▶ _Given instruction_: Read through the entries below and return each line with the word "this".

======== Working data

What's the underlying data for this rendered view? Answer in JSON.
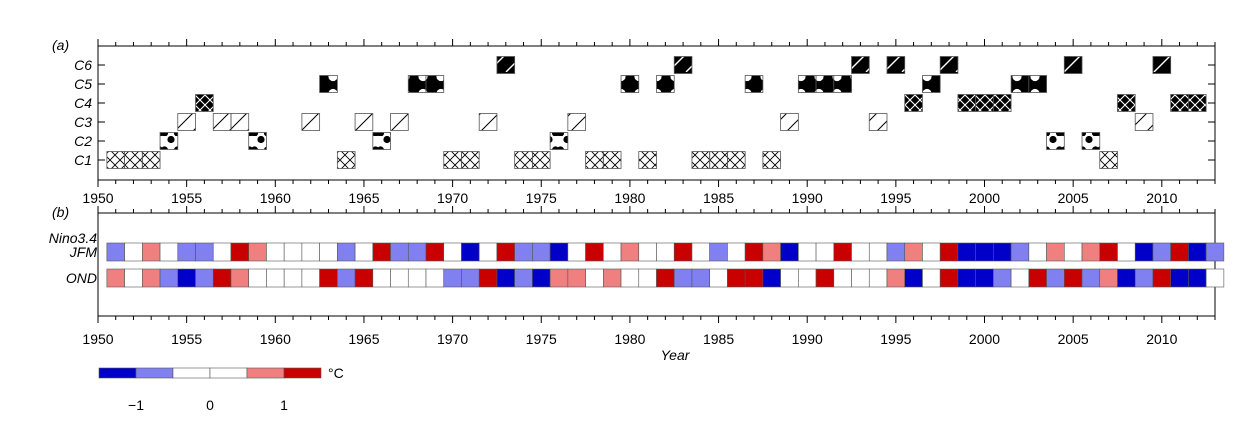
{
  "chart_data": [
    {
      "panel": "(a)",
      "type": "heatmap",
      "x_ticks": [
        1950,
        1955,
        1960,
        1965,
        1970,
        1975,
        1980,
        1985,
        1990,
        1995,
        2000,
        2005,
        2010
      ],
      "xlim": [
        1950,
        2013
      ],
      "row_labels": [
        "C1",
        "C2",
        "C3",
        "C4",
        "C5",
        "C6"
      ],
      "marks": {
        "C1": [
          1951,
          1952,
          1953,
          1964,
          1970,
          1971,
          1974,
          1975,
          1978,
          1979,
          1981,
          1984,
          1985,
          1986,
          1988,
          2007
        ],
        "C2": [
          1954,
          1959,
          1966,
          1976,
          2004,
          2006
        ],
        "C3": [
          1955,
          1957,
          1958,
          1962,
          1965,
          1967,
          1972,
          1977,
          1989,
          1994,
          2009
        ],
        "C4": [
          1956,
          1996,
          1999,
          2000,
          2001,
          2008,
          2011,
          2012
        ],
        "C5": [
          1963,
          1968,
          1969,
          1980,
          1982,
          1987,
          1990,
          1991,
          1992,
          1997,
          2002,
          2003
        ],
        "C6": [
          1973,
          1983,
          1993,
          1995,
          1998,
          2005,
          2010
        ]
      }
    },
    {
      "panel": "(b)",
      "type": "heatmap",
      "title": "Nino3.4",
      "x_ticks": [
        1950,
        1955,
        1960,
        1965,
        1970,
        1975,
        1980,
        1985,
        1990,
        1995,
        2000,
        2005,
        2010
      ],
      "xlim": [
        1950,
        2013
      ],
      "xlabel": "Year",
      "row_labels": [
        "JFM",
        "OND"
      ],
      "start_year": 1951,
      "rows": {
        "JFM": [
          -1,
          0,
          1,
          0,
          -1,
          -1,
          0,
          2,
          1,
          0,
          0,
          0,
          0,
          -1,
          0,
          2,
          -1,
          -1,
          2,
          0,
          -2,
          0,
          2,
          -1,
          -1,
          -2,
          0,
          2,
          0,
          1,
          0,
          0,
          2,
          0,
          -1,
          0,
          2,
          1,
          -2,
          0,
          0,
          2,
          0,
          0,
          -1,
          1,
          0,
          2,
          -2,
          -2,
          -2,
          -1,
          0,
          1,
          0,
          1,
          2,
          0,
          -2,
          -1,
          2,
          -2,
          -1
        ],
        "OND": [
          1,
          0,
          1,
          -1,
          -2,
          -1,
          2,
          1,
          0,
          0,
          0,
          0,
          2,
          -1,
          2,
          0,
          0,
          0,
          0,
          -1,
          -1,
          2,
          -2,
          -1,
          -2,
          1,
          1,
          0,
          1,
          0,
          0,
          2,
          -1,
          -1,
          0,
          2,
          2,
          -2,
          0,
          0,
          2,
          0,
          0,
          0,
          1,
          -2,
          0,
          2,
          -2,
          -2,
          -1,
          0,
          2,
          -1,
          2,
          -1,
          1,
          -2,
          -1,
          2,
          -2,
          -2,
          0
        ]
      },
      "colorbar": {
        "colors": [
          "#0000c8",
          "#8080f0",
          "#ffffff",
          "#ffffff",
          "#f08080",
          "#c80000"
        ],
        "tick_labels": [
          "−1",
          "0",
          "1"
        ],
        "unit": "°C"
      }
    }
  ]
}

================
======== Working data

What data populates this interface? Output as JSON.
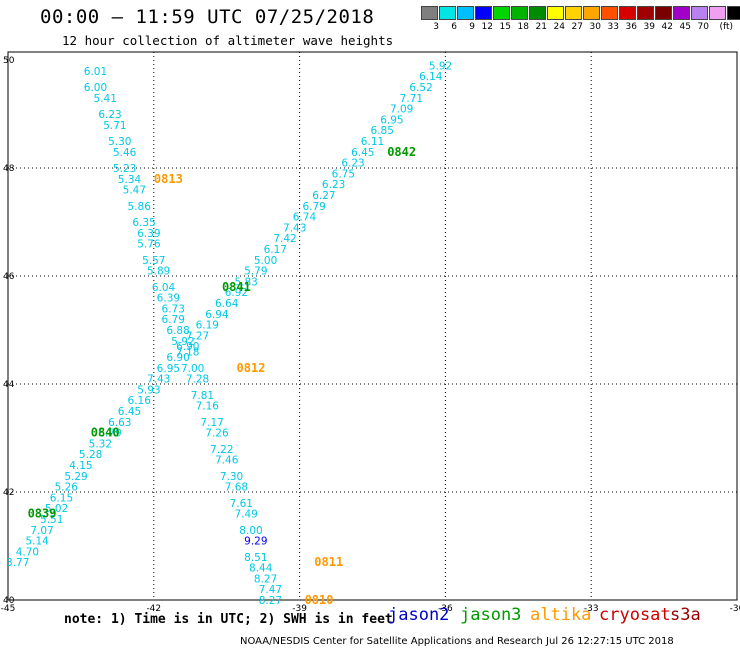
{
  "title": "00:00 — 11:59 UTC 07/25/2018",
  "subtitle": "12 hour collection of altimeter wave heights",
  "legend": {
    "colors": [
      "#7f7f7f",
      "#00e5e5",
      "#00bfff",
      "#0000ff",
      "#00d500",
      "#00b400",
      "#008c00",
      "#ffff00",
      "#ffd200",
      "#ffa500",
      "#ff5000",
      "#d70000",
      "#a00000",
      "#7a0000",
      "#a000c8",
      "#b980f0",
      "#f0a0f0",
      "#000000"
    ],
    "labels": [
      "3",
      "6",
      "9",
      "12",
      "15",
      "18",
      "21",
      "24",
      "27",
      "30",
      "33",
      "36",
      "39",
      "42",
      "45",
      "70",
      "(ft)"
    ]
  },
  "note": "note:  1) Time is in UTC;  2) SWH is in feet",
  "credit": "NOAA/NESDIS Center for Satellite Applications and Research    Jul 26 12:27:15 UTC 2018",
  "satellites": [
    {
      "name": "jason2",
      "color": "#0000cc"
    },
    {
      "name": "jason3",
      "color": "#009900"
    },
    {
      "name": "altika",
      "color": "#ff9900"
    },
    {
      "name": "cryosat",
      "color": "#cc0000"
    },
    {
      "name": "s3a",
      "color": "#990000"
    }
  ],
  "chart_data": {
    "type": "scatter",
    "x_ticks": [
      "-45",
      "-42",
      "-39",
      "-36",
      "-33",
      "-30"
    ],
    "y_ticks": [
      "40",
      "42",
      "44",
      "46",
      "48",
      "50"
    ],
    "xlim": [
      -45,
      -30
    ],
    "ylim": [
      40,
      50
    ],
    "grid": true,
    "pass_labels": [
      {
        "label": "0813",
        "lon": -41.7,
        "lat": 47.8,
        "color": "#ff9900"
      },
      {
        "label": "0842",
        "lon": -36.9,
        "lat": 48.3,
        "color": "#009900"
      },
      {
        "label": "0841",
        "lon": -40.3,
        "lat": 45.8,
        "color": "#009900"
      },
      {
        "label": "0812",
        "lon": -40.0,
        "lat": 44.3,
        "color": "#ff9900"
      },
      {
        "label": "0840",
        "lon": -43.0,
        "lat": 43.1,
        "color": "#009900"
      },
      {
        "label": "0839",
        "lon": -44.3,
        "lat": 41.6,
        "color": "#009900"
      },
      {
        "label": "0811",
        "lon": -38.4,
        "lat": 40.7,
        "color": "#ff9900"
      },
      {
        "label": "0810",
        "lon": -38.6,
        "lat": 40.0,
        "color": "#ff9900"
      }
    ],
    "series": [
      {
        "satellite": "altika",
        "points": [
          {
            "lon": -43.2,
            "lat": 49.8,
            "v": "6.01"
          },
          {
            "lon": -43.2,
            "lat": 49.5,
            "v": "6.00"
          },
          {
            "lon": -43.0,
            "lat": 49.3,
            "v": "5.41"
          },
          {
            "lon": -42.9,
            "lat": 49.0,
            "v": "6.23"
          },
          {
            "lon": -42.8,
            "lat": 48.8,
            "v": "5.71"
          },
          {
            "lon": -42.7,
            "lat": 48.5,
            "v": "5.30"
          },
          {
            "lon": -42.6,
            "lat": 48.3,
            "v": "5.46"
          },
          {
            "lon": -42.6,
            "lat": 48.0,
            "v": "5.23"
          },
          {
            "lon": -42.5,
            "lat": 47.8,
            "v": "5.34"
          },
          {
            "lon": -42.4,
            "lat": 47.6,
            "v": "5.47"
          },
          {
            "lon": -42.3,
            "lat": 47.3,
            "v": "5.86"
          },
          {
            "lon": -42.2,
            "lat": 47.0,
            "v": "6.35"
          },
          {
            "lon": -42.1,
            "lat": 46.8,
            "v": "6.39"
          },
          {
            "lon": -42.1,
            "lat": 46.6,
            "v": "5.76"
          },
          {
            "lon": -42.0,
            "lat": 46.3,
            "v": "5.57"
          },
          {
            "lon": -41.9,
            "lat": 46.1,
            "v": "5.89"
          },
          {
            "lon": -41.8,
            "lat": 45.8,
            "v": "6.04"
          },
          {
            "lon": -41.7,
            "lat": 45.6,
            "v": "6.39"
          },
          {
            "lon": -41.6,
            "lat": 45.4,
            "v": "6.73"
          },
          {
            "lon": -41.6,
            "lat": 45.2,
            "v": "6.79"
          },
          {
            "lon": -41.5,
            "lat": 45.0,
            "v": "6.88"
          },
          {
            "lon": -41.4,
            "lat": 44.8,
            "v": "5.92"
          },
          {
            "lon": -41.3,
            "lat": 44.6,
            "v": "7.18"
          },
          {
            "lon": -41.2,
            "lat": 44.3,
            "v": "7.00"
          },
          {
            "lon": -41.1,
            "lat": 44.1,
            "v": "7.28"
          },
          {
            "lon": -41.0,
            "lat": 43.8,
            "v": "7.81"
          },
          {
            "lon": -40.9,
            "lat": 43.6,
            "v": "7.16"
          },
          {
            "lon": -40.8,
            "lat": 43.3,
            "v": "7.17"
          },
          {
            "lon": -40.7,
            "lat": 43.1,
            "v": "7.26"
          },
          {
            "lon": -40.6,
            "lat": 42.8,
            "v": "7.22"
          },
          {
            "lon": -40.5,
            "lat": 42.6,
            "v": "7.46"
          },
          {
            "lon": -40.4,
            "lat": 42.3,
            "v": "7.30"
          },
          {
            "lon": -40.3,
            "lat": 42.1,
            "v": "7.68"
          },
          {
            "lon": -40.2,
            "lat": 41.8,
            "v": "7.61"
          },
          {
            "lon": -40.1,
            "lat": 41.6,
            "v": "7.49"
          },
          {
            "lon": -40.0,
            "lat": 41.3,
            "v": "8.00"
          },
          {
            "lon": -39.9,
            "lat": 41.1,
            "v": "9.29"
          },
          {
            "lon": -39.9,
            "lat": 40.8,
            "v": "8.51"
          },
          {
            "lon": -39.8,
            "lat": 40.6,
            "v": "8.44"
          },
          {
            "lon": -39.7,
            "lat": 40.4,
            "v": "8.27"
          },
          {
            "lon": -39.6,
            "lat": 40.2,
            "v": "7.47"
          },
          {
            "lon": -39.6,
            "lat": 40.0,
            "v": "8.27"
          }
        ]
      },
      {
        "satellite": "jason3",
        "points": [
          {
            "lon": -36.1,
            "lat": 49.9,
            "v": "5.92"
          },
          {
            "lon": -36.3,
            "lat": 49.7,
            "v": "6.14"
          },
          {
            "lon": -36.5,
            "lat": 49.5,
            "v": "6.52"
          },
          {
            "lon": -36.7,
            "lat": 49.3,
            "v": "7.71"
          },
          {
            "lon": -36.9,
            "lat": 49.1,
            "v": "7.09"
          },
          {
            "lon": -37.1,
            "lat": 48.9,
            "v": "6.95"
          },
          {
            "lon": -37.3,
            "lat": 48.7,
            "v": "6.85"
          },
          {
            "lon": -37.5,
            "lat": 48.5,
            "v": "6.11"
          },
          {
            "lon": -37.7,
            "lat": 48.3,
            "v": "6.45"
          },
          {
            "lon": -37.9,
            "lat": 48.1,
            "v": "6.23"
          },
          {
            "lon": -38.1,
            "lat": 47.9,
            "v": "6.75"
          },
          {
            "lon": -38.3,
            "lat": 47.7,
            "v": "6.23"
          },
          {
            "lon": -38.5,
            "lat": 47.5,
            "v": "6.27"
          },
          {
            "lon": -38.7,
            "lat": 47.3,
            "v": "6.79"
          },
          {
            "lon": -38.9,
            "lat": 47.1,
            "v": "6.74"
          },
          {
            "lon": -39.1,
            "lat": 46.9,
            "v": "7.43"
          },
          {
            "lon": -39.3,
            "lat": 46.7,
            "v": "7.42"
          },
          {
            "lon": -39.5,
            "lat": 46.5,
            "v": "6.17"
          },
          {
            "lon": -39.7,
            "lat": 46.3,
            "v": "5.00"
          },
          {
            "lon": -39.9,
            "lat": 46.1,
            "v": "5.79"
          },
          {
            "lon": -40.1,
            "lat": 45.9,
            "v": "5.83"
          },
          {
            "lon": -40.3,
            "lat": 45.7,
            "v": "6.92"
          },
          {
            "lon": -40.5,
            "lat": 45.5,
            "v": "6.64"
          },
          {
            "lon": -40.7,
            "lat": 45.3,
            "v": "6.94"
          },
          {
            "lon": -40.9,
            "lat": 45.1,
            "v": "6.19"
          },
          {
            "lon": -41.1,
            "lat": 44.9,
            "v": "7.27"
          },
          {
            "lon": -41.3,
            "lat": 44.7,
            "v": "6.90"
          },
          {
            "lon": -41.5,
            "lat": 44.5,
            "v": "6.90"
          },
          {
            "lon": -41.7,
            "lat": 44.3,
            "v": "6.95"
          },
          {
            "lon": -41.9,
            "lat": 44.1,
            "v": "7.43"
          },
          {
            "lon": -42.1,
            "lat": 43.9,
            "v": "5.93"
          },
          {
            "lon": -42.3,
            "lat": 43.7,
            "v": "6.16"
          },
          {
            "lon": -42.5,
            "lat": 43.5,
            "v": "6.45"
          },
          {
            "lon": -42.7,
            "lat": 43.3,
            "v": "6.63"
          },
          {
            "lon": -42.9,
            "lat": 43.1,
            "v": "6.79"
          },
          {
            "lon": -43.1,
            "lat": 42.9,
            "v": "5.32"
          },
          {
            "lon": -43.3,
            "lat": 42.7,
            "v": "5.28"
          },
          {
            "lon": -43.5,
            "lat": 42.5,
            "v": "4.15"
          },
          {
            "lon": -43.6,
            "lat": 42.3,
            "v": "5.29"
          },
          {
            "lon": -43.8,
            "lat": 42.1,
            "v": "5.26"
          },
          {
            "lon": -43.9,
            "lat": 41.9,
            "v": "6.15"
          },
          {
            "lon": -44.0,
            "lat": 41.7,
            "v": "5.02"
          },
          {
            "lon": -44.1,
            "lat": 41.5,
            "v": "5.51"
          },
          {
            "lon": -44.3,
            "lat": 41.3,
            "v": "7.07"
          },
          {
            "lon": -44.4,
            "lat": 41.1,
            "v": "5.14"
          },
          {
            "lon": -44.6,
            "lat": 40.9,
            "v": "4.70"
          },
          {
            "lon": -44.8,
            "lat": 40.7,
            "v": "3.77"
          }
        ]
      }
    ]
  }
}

================

▶ _Exercise output_:
What's the underlying data for this rendered view? Answer in JSON.
What data populates this interface? Output as JSON.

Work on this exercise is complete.